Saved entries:
● ● ●

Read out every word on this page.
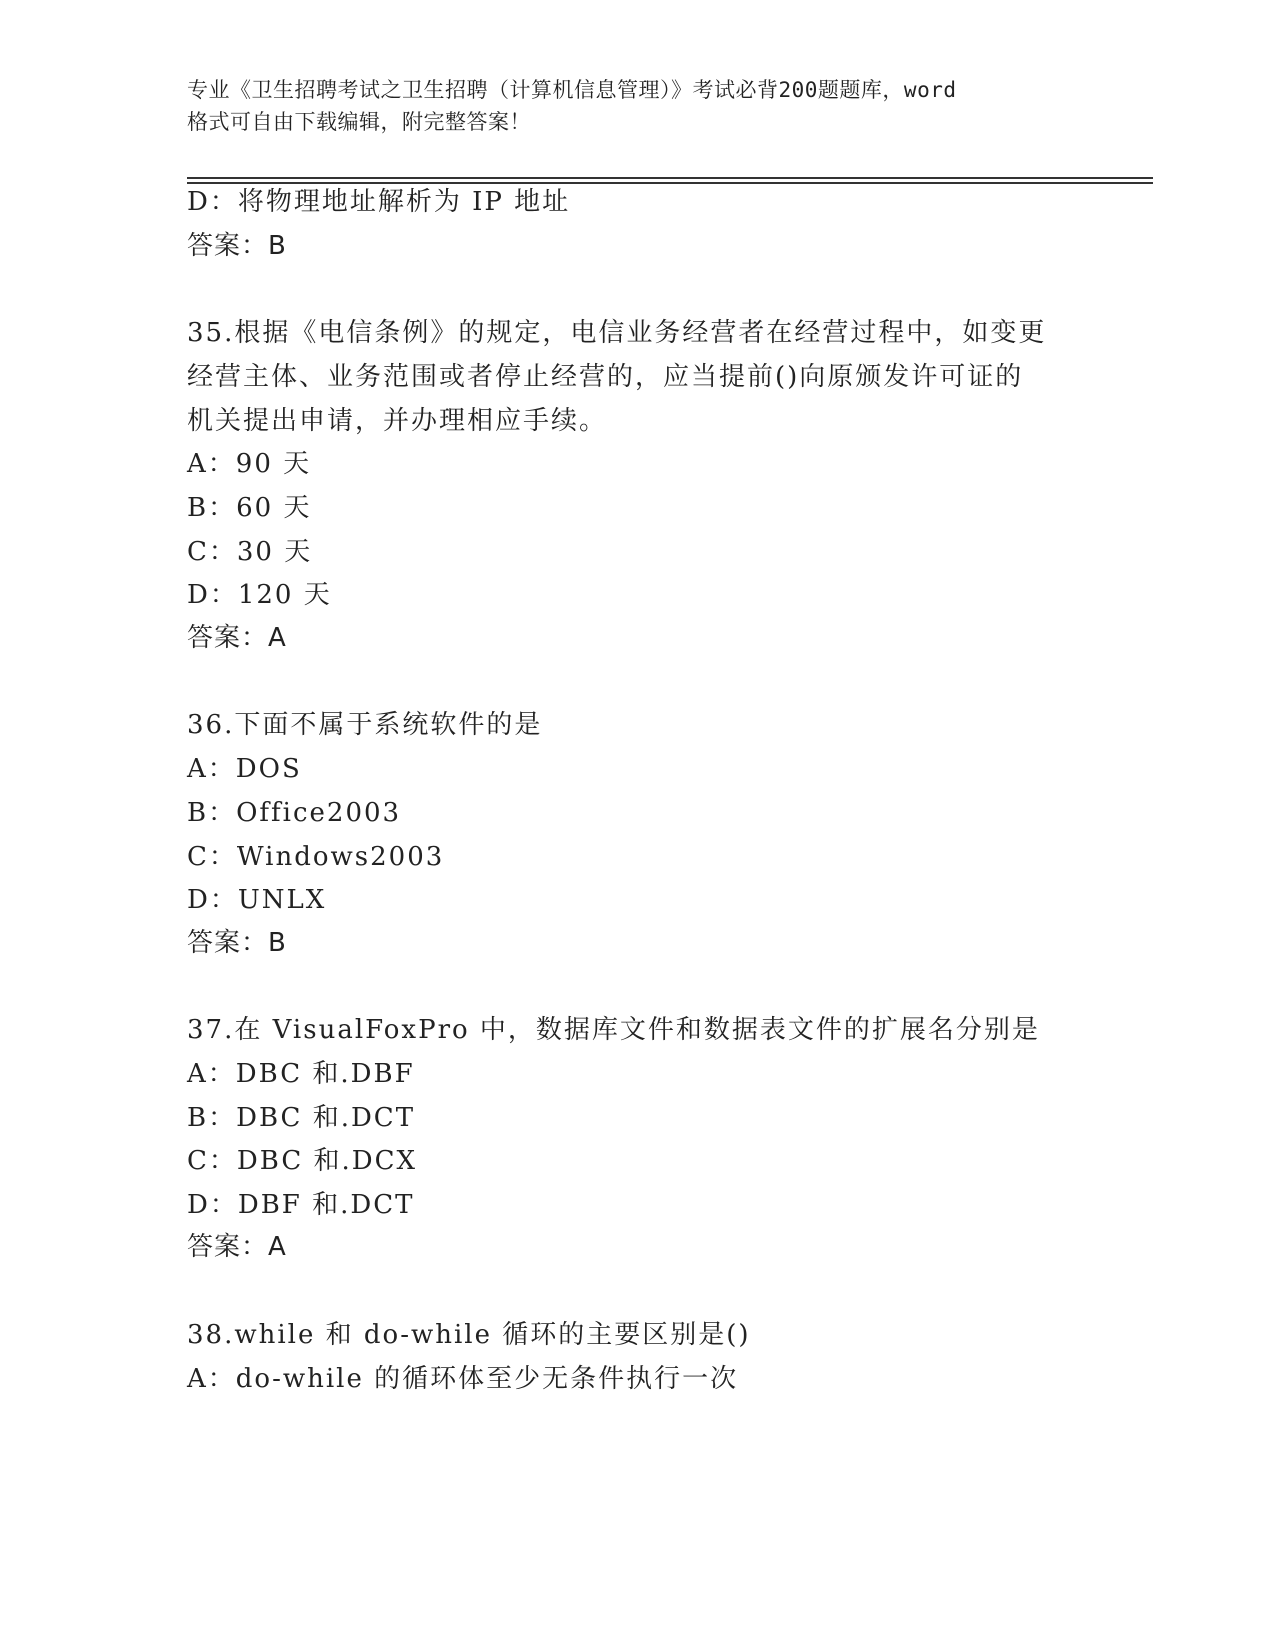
专业《卫生招聘考试之卫生招聘（计算机信息管理）》考试必背200题题库，word
格式可自由下载编辑，附完整答案！
D：将物理地址解析为 IP 地址
答案：B
35.根据《电信条例》的规定，电信业务经营者在经营过程中，如变更
经营主体、业务范围或者停止经营的，应当提前()向原颁发许可证的
机关提出申请，并办理相应手续。
A：90 天
B：60 天
C：30 天
D：120 天
答案：A
36.下面不属于系统软件的是
A：DOS
B：Office2003
C：Windows2003
D：UNLX
答案：B
37.在 VisualFoxPro 中，数据库文件和数据表文件的扩展名分别是
A：DBC 和.DBF
B：DBC 和.DCT
C：DBC 和.DCX
D：DBF 和.DCT
答案：A
38.while 和 do-while 循环的主要区别是()
A：do-while 的循环体至少无条件执行一次
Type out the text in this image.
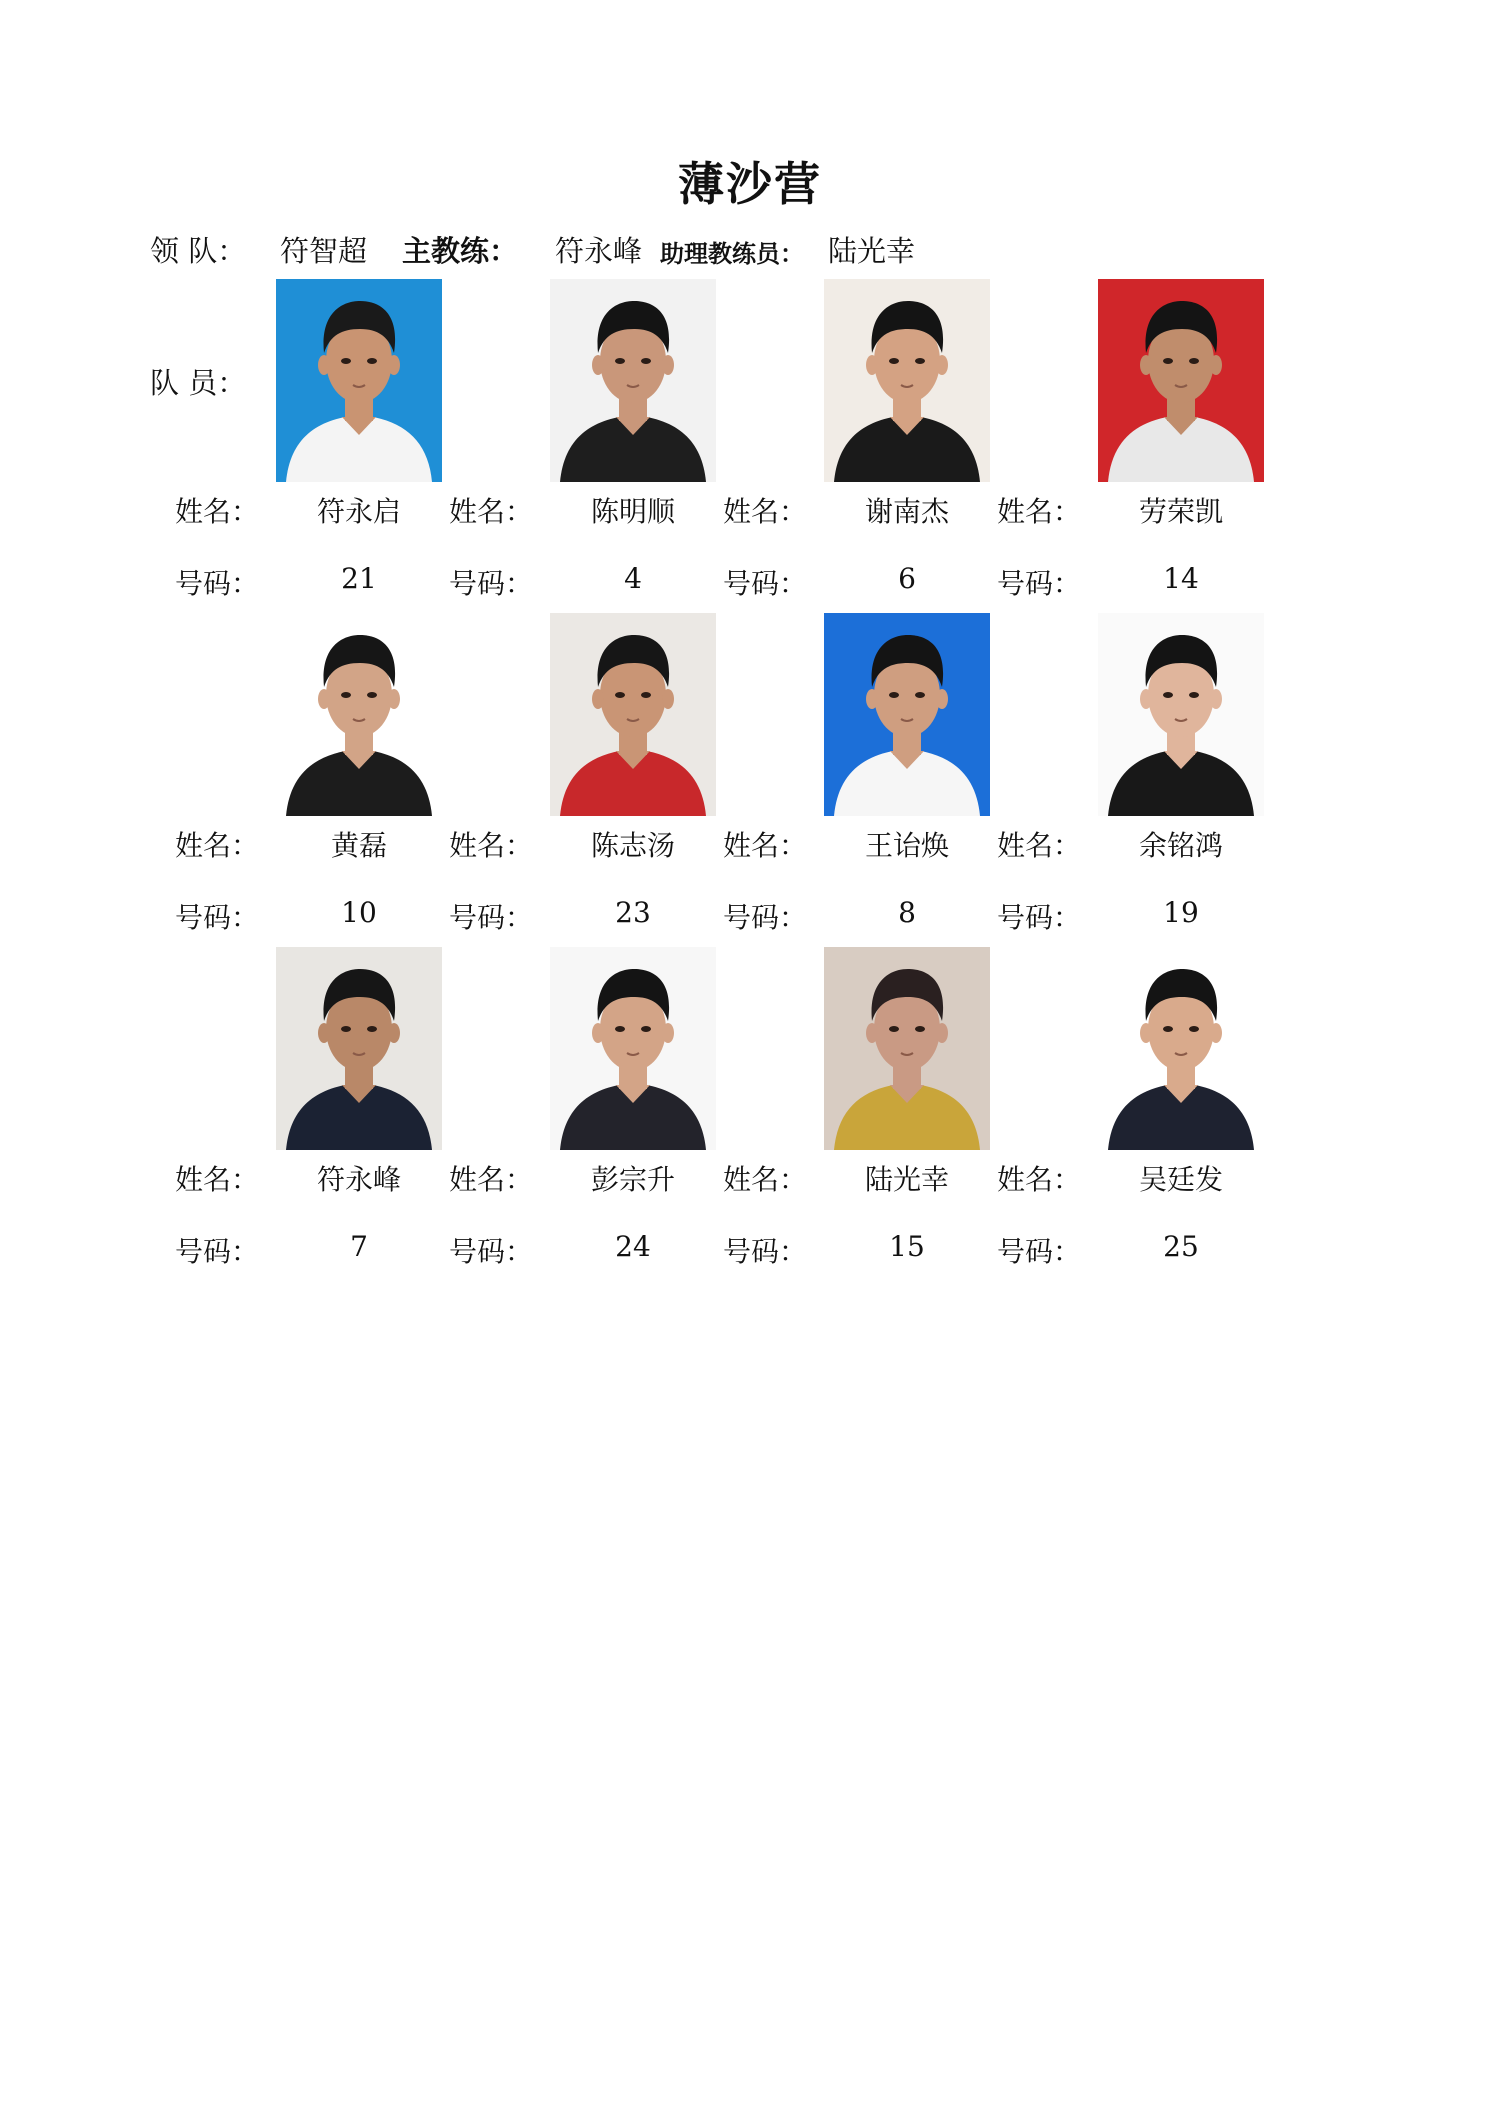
薄沙营
领 队： 符智超 主教练： 符永峰 助理教练员： 陆光幸
队 员：
姓名：	符永启
号码：	21
姓名：	陈明顺
号码：	4
姓名：	谢南杰
号码：	6
姓名：	劳荣凯
号码：	14
姓名：	黄磊
号码：	10
姓名：	陈志汤
号码：	23
姓名：	王诒焕
号码：	8
姓名：	余铭鸿
号码：	19
姓名：	符永峰
号码：	7
姓名：	彭宗升
号码：	24
姓名：	陆光幸
号码：	15
姓名：	吴廷发
号码：	25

● ● ●

Restate word for word the lines above that start at the line containing "Type out the text in this image." and run to the end of the listing; exclude the pictures.

FINAL RESULT:
Type out the text in this image.
薄沙营
领 队： 符智超 主教练： 符永峰 助理教练员： 陆光幸
队 员：
姓名：	符永启
号码：	21
姓名：	陈明顺
号码：	4
姓名：	谢南杰
号码：	6
姓名：	劳荣凯
号码：	14
姓名：	黄磊
号码：	10
姓名：	陈志汤
号码：	23
姓名：	王诒焕
号码：	8
姓名：	余铭鸿
号码：	19
姓名：	符永峰
号码：	7
姓名：	彭宗升
号码：	24
姓名：	陆光幸
号码：	15
姓名：	吴廷发
号码：	25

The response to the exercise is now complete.